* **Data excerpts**
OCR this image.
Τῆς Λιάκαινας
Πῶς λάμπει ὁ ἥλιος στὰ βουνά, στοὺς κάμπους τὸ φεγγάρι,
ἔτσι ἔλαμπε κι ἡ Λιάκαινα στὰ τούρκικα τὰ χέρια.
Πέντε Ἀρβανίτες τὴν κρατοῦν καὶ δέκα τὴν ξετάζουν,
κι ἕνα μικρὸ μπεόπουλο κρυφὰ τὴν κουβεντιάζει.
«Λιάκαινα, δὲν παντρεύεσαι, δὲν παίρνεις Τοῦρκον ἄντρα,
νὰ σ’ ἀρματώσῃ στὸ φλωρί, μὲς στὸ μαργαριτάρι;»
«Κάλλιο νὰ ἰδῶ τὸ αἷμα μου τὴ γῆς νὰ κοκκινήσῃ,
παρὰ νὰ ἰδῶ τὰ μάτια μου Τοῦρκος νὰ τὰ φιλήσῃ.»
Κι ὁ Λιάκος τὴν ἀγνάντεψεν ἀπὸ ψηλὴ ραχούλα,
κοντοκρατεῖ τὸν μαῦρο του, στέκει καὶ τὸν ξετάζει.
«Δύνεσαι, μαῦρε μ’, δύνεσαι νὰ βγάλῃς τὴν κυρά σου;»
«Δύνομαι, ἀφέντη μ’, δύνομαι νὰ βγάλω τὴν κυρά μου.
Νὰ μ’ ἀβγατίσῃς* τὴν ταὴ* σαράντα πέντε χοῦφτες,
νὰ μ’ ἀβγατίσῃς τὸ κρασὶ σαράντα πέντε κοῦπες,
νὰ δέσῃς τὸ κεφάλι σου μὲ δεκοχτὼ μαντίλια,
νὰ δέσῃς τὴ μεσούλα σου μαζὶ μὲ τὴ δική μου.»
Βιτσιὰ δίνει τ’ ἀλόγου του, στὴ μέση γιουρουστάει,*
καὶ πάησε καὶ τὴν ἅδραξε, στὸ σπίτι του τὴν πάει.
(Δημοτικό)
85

* **Prompt**
Each line above must be printed exactly as it appears.

* **Output**
OCR this image.
Τῆς Λιάκαινας
Πῶς λάμπει ὁ ἥλιος στὰ βουνά, στοὺς κάμπους τὸ φεγγάρι,
ἔτσι ἔλαμπε κι ἡ Λιάκαινα στὰ τούρκικα τὰ χέρια.
Πέντε Ἀρβανίτες τὴν κρατοῦν καὶ δέκα τὴν ξετάζουν,
κι ἕνα μικρὸ μπεόπουλο κρυφὰ τὴν κουβεντιάζει.
«Λιάκαινα, δὲν παντρεύεσαι, δὲν παίρνεις Τοῦρκον ἄντρα,
νὰ σ’ ἀρματώσῃ στὸ φλωρί, μὲς στὸ μαργαριτάρι;»
«Κάλλιο νὰ ἰδῶ τὸ αἷμα μου τὴ γῆς νὰ κοκκινήσῃ,
παρὰ νὰ ἰδῶ τὰ μάτια μου Τοῦρκος νὰ τὰ φιλήσῃ.»
Κι ὁ Λιάκος τὴν ἀγνάντεψεν ἀπὸ ψηλὴ ραχούλα,
κοντοκρατεῖ τὸν μαῦρο του, στέκει καὶ τὸν ξετάζει.
«Δύνεσαι, μαῦρε μ’, δύνεσαι νὰ βγάλῃς τὴν κυρά σου;»
«Δύνομαι, ἀφέντη μ’, δύνομαι νὰ βγάλω τὴν κυρά μου.
Νὰ μ’ ἀβγατίσῃς* τὴν ταὴ* σαράντα πέντε χοῦφτες,
νὰ μ’ ἀβγατίσῃς τὸ κρασὶ σαράντα πέντε κοῦπες,
νὰ δέσῃς τὸ κεφάλι σου μὲ δεκοχτὼ μαντίλια,
νὰ δέσῃς τὴ μεσούλα σου μαζὶ μὲ τὴ δική μου.»
Βιτσιὰ δίνει τ’ ἀλόγου του, στὴ μέση γιουρουστάει,*
καὶ πάησε καὶ τὴν ἅδραξε, στὸ σπίτι του τὴν πάει.
(Δημοτικό)
85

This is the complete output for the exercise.